Short exercise -
All of the material below is to be returned exactly.

Extracted material -
════

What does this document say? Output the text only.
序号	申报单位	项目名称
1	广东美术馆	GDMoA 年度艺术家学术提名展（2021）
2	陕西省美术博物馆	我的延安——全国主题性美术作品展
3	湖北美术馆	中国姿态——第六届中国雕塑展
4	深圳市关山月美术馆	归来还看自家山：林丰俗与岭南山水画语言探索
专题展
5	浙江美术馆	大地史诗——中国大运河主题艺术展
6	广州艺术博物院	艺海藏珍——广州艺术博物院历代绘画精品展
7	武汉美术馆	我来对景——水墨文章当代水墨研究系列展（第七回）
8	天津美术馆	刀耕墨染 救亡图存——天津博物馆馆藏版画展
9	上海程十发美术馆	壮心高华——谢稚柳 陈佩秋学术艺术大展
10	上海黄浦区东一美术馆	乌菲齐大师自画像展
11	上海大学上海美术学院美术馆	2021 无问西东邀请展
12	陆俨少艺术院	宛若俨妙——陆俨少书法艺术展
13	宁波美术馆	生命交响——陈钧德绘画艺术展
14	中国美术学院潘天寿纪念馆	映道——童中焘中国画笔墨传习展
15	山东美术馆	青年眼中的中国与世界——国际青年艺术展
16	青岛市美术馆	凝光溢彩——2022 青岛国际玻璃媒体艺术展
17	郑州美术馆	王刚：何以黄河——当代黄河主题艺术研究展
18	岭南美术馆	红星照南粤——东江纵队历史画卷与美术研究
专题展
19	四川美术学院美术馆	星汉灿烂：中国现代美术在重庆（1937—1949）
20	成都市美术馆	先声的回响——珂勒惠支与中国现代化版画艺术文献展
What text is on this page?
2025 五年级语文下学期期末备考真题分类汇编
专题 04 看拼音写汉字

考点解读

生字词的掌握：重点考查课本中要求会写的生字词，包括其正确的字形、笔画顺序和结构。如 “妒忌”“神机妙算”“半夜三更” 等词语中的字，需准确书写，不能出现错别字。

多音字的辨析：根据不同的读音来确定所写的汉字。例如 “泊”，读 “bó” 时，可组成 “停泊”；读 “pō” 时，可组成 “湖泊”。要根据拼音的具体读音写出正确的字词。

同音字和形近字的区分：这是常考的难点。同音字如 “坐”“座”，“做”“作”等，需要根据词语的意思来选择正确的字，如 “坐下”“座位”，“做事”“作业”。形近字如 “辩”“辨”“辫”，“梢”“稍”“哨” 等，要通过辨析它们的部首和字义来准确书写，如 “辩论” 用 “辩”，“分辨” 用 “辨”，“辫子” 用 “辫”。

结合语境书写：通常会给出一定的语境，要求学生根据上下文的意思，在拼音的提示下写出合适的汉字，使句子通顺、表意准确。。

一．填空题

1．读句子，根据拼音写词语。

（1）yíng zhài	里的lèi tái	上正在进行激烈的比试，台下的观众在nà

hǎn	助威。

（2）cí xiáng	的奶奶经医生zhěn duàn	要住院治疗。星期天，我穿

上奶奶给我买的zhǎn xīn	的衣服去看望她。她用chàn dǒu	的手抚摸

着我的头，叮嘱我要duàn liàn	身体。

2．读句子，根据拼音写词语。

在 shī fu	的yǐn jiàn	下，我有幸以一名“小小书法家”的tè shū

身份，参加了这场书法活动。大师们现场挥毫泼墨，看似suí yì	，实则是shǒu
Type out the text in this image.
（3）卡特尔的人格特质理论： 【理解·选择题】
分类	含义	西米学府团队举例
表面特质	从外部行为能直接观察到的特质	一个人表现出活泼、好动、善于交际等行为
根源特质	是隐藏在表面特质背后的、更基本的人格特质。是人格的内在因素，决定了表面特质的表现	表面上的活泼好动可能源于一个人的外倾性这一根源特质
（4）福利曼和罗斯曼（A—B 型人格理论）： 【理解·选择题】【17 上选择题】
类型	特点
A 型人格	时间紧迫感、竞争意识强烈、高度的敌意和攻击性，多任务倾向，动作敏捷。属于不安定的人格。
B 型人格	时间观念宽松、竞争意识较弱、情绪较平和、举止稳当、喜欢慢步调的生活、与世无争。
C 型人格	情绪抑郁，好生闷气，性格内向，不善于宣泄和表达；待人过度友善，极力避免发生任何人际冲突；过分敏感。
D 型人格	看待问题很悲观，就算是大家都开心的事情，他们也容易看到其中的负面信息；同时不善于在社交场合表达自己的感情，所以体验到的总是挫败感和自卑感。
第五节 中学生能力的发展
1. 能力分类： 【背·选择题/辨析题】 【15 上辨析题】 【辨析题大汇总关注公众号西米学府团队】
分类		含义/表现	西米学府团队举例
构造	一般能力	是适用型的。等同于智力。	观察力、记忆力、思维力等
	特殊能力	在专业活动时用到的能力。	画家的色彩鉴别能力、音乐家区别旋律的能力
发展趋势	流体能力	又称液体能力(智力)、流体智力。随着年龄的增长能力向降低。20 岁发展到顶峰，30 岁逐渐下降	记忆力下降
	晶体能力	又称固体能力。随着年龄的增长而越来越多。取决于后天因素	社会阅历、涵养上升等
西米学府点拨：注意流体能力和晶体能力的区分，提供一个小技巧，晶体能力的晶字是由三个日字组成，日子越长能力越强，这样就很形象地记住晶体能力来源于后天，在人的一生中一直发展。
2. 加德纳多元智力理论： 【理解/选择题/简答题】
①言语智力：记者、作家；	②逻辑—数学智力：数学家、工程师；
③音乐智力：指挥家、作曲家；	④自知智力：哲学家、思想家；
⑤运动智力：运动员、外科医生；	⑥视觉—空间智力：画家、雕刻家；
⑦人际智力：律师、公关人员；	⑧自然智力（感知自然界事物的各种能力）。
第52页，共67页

════

Solution to the exercise -
What does this document say? Output the text only.
序号	申报单位	项目名称
1	广东美术馆	GDMoA 年度艺术家学术提名展（2021）
2	陕西省美术博物馆	我的延安——全国主题性美术作品展
3	湖北美术馆	中国姿态——第六届中国雕塑展
4	深圳市关山月美术馆	归来还看自家山：林丰俗与岭南山水画语言探索
专题展
5	浙江美术馆	大地史诗——中国大运河主题艺术展
6	广州艺术博物院	艺海藏珍——广州艺术博物院历代绘画精品展
7	武汉美术馆	我来对景——水墨文章当代水墨研究系列展（第七回）
8	天津美术馆	刀耕墨染 救亡图存——天津博物馆馆藏版画展
9	上海程十发美术馆	壮心高华——谢稚柳 陈佩秋学术艺术大展
10	上海黄浦区东一美术馆	乌菲齐大师自画像展
11	上海大学上海美术学院美术馆	2021 无问西东邀请展
12	陆俨少艺术院	宛若俨妙——陆俨少书法艺术展
13	宁波美术馆	生命交响——陈钧德绘画艺术展
14	中国美术学院潘天寿纪念馆	映道——童中焘中国画笔墨传习展
15	山东美术馆	青年眼中的中国与世界——国际青年艺术展
16	青岛市美术馆	凝光溢彩——2022 青岛国际玻璃媒体艺术展
17	郑州美术馆	王刚：何以黄河——当代黄河主题艺术研究展
18	岭南美术馆	红星照南粤——东江纵队历史画卷与美术研究
专题展
19	四川美术学院美术馆	星汉灿烂：中国现代美术在重庆（1937—1949）
20	成都市美术馆	先声的回响——珂勒惠支与中国现代化版画艺术文献展
What text is on this page?
2025 五年级语文下学期期末备考真题分类汇编
专题 04 看拼音写汉字

考点解读

生字词的掌握：重点考查课本中要求会写的生字词，包括其正确的字形、笔画顺序和结构。如 “妒忌”“神机妙算”“半夜三更” 等词语中的字，需准确书写，不能出现错别字。

多音字的辨析：根据不同的读音来确定所写的汉字。例如 “泊”，读 “bó” 时，可组成 “停泊”；读 “pō” 时，可组成 “湖泊”。要根据拼音的具体读音写出正确的字词。

同音字和形近字的区分：这是常考的难点。同音字如 “坐”“座”，“做”“作”等，需要根据词语的意思来选择正确的字，如 “坐下”“座位”，“做事”“作业”。形近字如 “辩”“辨”“辫”，“梢”“稍”“哨” 等，要通过辨析它们的部首和字义来准确书写，如 “辩论” 用 “辩”，“分辨” 用 “辨”，“辫子” 用 “辫”。

结合语境书写：通常会给出一定的语境，要求学生根据上下文的意思，在拼音的提示下写出合适的汉字，使句子通顺、表意准确。。

一．填空题

1．读句子，根据拼音写词语。

（1）yíng zhài	里的lèi tái	上正在进行激烈的比试，台下的观众在nà

hǎn	助威。

（2）cí xiáng	的奶奶经医生zhěn duàn	要住院治疗。星期天，我穿

上奶奶给我买的zhǎn xīn	的衣服去看望她。她用chàn dǒu	的手抚摸

着我的头，叮嘱我要duàn liàn	身体。

2．读句子，根据拼音写词语。

在 shī fu	的yǐn jiàn	下，我有幸以一名“小小书法家”的tè shū

身份，参加了这场书法活动。大师们现场挥毫泼墨，看似suí yì	，实则是shǒu
Type out the text in this image.
（3）卡特尔的人格特质理论： 【理解·选择题】
分类	含义	西米学府团队举例
表面特质	从外部行为能直接观察到的特质	一个人表现出活泼、好动、善于交际等行为
根源特质	是隐藏在表面特质背后的、更基本的人格特质。是人格的内在因素，决定了表面特质的表现	表面上的活泼好动可能源于一个人的外倾性这一根源特质
（4）福利曼和罗斯曼（A—B 型人格理论）： 【理解·选择题】【17 上选择题】
类型	特点
A 型人格	时间紧迫感、竞争意识强烈、高度的敌意和攻击性，多任务倾向，动作敏捷。属于不安定的人格。
B 型人格	时间观念宽松、竞争意识较弱、情绪较平和、举止稳当、喜欢慢步调的生活、与世无争。
C 型人格	情绪抑郁，好生闷气，性格内向，不善于宣泄和表达；待人过度友善，极力避免发生任何人际冲突；过分敏感。
D 型人格	看待问题很悲观，就算是大家都开心的事情，他们也容易看到其中的负面信息；同时不善于在社交场合表达自己的感情，所以体验到的总是挫败感和自卑感。
第五节 中学生能力的发展
1. 能力分类： 【背·选择题/辨析题】 【15 上辨析题】 【辨析题大汇总关注公众号西米学府团队】
分类		含义/表现	西米学府团队举例
构造	一般能力	是适用型的。等同于智力。	观察力、记忆力、思维力等
	特殊能力	在专业活动时用到的能力。	画家的色彩鉴别能力、音乐家区别旋律的能力
发展趋势	流体能力	又称液体能力(智力)、流体智力。随着年龄的增长能力向降低。20 岁发展到顶峰，30 岁逐渐下降	记忆力下降
	晶体能力	又称固体能力。随着年龄的增长而越来越多。取决于后天因素	社会阅历、涵养上升等
西米学府点拨：注意流体能力和晶体能力的区分，提供一个小技巧，晶体能力的晶字是由三个日字组成，日子越长能力越强，这样就很形象地记住晶体能力来源于后天，在人的一生中一直发展。
2. 加德纳多元智力理论： 【理解/选择题/简答题】
①言语智力：记者、作家；	②逻辑—数学智力：数学家、工程师；
③音乐智力：指挥家、作曲家；	④自知智力：哲学家、思想家；
⑤运动智力：运动员、外科医生；	⑥视觉—空间智力：画家、雕刻家；
⑦人际智力：律师、公关人员；	⑧自然智力（感知自然界事物的各种能力）。
第52页，共67页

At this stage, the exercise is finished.